YOUR TASK: Search the records below for the word "name" and show every line where it occurs.

Figure collection entries
__________
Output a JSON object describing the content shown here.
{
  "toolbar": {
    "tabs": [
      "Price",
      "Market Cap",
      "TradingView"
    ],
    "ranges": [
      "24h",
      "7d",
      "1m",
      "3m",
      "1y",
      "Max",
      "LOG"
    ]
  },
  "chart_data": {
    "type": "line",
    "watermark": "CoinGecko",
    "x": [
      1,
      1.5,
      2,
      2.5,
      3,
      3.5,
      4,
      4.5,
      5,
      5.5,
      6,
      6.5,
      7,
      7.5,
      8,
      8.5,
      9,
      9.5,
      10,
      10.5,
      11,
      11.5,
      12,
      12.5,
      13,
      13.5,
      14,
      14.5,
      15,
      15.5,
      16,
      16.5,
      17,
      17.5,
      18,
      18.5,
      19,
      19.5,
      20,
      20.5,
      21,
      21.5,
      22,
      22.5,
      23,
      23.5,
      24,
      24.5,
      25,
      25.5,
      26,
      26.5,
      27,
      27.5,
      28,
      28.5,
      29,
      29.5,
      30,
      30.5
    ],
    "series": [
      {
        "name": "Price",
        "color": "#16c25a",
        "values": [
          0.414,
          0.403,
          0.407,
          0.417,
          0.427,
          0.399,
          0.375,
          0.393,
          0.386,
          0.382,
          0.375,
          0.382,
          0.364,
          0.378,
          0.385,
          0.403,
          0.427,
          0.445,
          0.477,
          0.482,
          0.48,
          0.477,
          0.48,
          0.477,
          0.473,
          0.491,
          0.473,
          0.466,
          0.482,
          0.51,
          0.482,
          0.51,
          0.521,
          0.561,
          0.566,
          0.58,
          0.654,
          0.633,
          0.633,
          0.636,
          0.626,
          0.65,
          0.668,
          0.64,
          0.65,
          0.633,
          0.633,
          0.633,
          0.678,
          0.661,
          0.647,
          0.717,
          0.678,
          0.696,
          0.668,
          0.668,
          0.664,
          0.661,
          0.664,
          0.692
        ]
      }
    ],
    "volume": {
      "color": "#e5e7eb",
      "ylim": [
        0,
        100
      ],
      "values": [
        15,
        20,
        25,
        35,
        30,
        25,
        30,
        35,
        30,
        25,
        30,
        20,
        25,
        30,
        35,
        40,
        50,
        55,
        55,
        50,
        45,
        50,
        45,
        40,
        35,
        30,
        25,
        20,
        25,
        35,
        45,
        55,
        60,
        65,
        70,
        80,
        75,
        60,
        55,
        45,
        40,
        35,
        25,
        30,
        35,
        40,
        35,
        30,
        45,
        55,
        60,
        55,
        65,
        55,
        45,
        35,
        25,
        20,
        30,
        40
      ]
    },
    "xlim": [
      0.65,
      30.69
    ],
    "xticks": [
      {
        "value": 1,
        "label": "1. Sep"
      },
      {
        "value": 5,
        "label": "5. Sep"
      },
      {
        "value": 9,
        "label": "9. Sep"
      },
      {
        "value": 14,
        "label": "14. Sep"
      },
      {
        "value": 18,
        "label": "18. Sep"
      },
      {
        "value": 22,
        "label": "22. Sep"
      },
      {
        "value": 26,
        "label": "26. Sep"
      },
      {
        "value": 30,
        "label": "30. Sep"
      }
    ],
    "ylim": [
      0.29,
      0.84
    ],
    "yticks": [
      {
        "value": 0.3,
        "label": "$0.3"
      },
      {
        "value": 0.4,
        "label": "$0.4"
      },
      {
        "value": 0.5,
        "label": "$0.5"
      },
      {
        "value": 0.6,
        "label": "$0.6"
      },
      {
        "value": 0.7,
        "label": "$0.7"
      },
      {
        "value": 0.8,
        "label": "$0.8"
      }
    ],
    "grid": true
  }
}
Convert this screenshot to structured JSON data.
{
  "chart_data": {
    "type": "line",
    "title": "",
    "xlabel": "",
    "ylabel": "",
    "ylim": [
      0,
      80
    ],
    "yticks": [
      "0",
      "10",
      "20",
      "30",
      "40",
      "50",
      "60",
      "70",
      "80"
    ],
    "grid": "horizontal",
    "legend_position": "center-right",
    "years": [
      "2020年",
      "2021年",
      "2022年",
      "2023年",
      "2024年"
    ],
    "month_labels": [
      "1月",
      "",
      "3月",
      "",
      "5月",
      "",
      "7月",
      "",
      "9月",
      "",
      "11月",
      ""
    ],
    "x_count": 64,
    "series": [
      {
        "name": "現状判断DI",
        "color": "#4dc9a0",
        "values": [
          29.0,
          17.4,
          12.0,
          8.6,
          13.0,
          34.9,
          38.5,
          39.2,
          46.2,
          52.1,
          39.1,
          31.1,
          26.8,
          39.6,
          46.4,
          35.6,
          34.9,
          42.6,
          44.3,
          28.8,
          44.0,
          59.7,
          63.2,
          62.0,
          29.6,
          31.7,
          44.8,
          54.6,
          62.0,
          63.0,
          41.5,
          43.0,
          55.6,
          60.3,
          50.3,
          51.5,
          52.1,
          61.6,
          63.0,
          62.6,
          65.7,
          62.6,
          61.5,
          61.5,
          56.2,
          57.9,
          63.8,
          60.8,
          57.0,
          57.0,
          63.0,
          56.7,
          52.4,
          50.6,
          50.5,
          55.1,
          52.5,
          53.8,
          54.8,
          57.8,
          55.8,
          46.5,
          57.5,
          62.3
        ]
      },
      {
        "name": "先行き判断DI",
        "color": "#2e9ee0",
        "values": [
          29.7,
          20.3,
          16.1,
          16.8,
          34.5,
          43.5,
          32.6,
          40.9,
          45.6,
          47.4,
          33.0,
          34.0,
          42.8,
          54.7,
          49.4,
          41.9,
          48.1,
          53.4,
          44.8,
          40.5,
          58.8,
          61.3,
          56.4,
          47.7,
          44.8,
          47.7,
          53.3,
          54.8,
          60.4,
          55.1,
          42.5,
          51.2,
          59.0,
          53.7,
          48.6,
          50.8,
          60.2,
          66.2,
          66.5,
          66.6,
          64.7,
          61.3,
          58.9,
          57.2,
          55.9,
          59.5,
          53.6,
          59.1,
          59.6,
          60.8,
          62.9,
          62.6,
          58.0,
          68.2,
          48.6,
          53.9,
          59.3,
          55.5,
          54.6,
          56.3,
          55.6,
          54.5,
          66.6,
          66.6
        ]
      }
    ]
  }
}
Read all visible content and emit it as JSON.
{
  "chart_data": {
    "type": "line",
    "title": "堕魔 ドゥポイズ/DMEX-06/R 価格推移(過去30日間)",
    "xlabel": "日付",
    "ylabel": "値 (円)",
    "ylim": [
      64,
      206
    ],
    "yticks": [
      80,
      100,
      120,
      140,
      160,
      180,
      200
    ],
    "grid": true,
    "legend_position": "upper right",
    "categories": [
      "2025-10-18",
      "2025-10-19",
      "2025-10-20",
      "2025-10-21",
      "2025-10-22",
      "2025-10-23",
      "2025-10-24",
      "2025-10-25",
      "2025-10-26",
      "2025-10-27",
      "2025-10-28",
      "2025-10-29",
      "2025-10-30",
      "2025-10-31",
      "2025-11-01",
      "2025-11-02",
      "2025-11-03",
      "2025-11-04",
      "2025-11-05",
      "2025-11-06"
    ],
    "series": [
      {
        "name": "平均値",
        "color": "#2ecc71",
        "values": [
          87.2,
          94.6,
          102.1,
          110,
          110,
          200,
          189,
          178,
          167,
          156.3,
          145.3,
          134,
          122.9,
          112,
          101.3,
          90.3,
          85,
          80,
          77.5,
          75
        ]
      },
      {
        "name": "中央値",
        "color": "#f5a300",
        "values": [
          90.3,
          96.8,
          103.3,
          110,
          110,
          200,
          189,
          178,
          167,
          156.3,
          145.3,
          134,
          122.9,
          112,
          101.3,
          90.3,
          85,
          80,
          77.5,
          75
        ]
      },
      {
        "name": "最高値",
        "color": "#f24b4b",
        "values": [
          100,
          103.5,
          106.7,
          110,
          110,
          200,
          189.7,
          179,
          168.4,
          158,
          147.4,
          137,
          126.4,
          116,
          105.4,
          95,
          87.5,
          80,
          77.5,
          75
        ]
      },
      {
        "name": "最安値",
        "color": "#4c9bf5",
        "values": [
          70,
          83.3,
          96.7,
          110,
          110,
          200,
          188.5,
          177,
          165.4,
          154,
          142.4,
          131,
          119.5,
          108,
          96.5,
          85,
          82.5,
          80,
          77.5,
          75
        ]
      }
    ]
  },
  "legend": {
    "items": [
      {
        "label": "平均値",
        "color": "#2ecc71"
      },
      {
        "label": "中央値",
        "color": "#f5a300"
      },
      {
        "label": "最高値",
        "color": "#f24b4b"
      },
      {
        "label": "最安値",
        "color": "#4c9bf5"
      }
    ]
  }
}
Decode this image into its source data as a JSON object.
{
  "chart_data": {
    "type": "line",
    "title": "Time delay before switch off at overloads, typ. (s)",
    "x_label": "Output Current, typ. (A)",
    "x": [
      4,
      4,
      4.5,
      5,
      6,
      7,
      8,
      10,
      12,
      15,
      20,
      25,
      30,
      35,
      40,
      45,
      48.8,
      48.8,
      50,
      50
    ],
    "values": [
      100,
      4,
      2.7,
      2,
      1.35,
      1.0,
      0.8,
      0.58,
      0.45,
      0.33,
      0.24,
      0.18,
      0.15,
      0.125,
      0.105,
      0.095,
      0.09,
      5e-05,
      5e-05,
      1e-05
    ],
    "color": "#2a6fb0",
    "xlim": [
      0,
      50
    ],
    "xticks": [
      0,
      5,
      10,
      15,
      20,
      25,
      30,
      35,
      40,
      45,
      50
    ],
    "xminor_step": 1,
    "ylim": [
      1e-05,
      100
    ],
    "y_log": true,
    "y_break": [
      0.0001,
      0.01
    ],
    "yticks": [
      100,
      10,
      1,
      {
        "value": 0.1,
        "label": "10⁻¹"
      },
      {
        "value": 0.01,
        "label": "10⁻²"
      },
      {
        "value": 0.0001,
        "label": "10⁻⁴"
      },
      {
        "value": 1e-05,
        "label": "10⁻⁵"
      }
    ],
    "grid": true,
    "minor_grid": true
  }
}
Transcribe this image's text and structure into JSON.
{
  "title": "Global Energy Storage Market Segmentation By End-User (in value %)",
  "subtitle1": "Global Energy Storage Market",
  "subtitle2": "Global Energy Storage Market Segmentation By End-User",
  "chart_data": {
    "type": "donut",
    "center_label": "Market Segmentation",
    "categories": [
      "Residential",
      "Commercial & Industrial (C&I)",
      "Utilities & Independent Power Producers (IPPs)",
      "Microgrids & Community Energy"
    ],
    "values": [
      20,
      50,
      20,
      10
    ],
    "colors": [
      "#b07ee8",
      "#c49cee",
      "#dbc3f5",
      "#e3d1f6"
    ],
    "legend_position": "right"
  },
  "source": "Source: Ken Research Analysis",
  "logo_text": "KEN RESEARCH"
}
__________
OUTPUT FOR THIS TASK:
        "name": "Price",
        "name": "現状判断DI",
        "name": "先行き判断DI",
        "name": "平均値",
        "name": "中央値",
        "name": "最高値",
        "name": "最安値",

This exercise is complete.